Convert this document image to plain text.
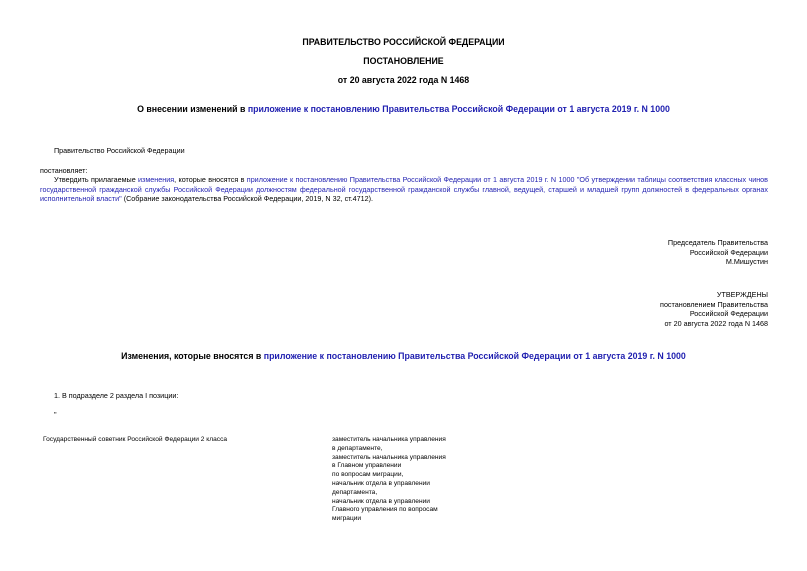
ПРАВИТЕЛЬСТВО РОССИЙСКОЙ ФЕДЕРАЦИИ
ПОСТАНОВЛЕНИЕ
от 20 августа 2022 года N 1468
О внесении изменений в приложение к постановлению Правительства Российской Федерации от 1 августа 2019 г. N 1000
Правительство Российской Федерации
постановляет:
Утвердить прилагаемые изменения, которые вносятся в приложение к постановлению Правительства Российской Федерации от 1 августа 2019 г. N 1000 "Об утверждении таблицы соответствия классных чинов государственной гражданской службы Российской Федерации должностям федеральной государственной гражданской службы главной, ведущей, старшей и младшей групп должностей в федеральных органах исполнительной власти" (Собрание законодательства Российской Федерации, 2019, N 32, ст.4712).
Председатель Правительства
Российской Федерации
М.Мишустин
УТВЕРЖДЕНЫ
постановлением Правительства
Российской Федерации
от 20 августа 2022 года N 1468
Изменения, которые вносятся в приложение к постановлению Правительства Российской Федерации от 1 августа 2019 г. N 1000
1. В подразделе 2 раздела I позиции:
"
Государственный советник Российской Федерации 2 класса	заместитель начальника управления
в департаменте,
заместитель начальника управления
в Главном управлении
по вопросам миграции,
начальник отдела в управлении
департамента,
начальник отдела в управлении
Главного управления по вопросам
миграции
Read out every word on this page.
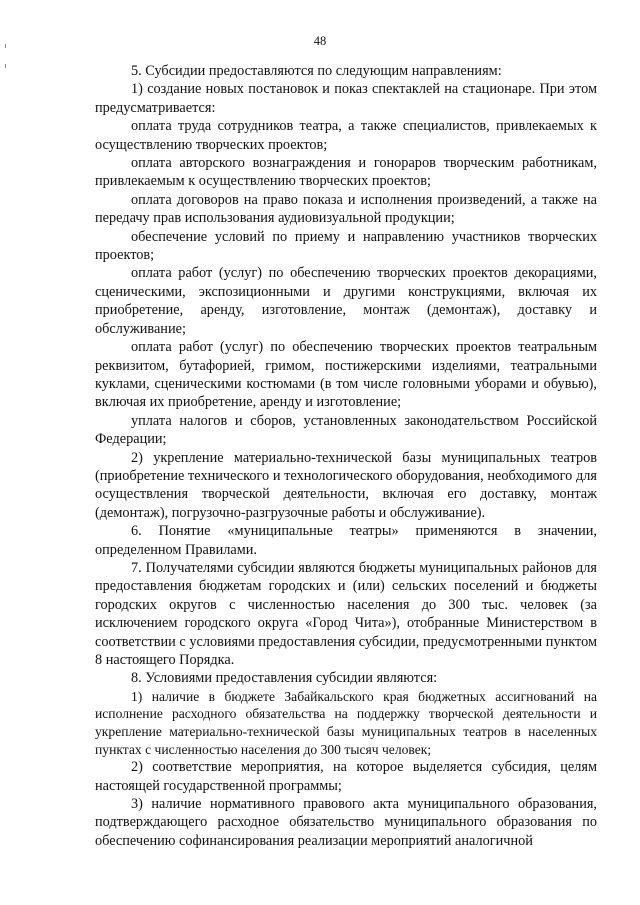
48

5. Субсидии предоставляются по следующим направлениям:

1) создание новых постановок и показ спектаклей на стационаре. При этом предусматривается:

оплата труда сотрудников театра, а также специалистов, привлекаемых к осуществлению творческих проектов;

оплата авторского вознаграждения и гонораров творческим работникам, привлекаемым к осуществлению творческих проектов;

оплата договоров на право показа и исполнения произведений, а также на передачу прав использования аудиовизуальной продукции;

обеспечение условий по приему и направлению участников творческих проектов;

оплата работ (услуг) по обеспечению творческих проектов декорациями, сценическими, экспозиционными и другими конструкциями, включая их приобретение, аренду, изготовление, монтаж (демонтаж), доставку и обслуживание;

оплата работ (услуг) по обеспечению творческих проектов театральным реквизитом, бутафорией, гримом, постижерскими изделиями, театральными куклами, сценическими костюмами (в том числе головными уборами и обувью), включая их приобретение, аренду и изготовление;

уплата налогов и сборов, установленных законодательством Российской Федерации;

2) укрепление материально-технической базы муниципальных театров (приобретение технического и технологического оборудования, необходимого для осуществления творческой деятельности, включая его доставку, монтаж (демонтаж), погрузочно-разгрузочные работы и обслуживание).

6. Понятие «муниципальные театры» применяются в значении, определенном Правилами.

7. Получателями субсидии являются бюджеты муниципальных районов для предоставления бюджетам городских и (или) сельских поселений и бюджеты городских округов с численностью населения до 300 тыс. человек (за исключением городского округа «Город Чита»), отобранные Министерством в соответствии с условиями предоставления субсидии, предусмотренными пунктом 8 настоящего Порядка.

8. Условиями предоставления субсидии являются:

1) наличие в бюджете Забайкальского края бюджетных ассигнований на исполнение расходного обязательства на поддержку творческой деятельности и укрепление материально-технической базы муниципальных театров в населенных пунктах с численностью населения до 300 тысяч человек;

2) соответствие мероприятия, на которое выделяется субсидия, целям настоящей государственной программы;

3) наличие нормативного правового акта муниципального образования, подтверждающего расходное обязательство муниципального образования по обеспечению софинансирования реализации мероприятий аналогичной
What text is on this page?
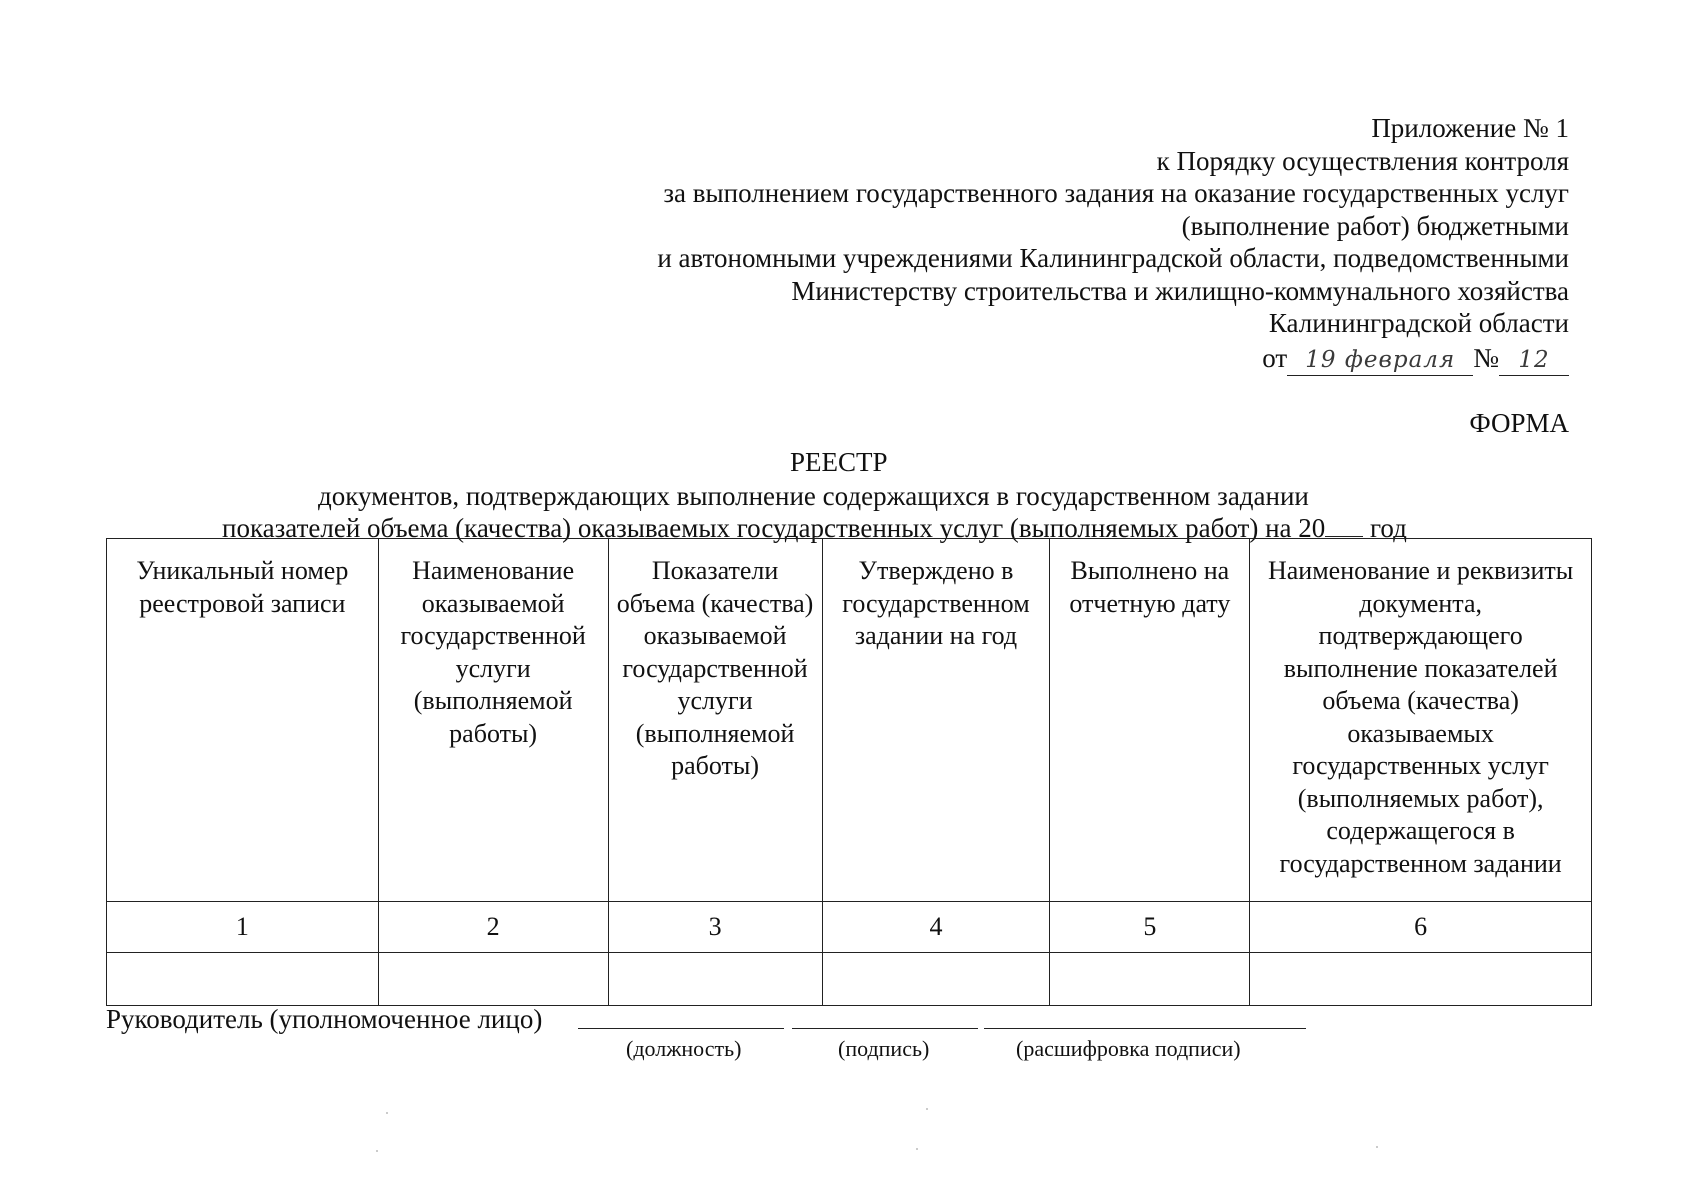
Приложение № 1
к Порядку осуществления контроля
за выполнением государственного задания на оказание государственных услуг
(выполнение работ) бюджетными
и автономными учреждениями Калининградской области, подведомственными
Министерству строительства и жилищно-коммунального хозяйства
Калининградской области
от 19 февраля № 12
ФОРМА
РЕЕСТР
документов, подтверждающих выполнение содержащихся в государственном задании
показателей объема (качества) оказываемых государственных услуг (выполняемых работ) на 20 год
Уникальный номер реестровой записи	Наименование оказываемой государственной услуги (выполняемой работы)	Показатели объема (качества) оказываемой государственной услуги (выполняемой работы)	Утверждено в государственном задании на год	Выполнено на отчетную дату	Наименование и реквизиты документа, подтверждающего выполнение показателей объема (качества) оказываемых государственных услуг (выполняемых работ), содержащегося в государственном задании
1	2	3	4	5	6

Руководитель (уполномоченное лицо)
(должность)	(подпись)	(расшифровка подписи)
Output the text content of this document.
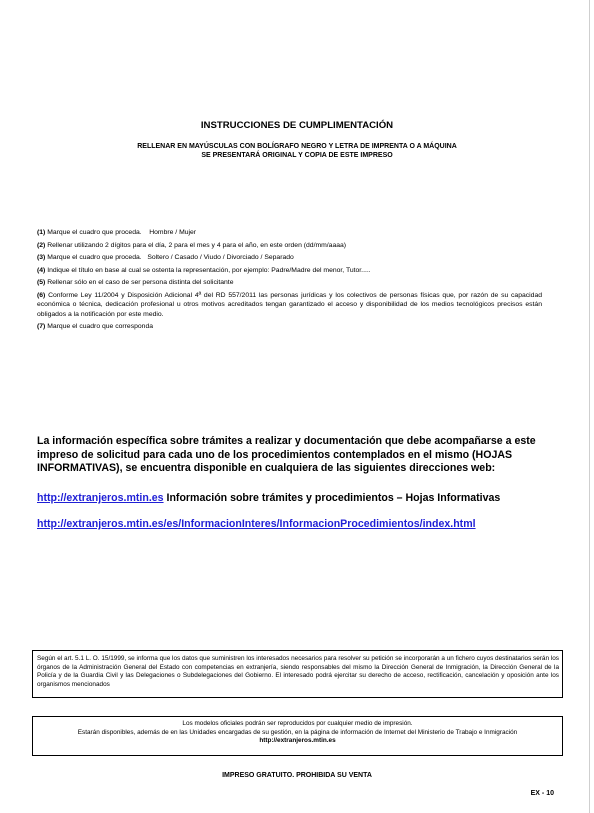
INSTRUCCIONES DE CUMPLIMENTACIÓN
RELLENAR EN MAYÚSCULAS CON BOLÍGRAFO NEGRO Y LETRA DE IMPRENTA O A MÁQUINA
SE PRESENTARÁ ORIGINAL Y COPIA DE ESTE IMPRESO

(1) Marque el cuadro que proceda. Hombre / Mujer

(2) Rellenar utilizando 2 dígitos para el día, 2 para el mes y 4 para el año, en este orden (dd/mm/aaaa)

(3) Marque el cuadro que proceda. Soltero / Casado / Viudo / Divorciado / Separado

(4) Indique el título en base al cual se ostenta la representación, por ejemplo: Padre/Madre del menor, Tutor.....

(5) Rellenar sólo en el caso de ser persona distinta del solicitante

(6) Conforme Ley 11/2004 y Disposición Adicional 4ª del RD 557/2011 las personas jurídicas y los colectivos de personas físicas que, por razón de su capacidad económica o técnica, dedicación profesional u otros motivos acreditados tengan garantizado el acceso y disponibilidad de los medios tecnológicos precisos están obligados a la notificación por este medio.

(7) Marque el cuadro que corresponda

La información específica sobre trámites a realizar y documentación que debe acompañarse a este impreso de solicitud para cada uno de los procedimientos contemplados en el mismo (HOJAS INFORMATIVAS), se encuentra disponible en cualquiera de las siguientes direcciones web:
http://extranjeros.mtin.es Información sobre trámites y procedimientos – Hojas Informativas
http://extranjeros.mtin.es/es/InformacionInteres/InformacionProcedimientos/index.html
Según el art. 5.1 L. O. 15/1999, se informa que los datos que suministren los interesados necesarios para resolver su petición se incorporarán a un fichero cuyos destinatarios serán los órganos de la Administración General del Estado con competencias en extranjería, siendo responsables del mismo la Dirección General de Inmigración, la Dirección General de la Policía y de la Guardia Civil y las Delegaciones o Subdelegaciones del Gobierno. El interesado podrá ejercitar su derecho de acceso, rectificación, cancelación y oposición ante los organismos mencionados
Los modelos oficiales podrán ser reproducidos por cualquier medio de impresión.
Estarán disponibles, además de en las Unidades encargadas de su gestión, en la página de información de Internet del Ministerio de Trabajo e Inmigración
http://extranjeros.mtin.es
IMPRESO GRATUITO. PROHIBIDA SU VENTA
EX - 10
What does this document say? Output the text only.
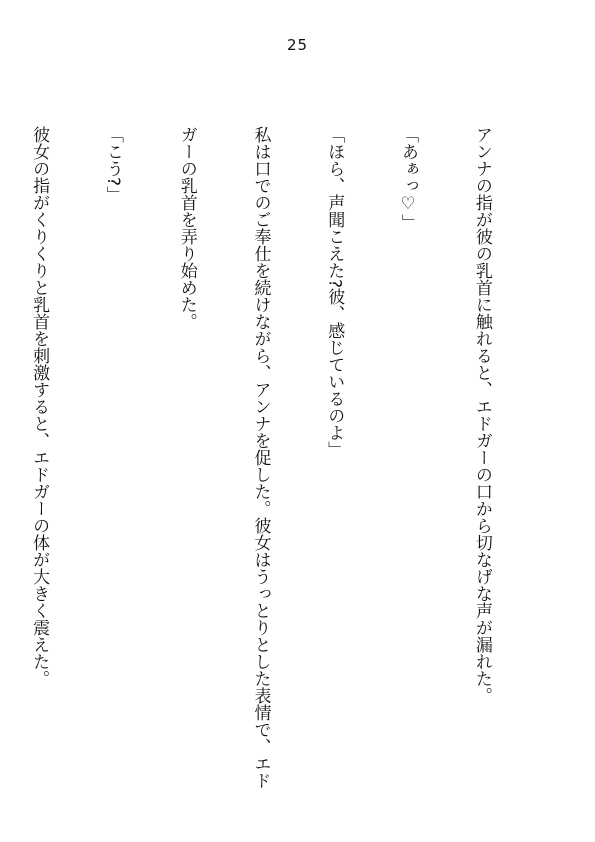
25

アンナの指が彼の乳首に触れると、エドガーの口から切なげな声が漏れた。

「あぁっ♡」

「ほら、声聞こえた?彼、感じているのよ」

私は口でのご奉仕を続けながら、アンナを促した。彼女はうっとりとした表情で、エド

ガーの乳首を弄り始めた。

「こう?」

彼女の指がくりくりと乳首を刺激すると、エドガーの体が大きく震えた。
═══
Set task: Print again, word for word, every line from the line with "What does this" to the final line of the records, inclusive; skip the pictures.

Solution:
What does this document say? Output the text only.
25

アンナの指が彼の乳首に触れると、エドガーの口から切なげな声が漏れた。

「あぁっ♡」

「ほら、声聞こえた?彼、感じているのよ」

私は口でのご奉仕を続けながら、アンナを促した。彼女はうっとりとした表情で、エド

ガーの乳首を弄り始めた。

「こう?」

彼女の指がくりくりと乳首を刺激すると、エドガーの体が大きく震えた。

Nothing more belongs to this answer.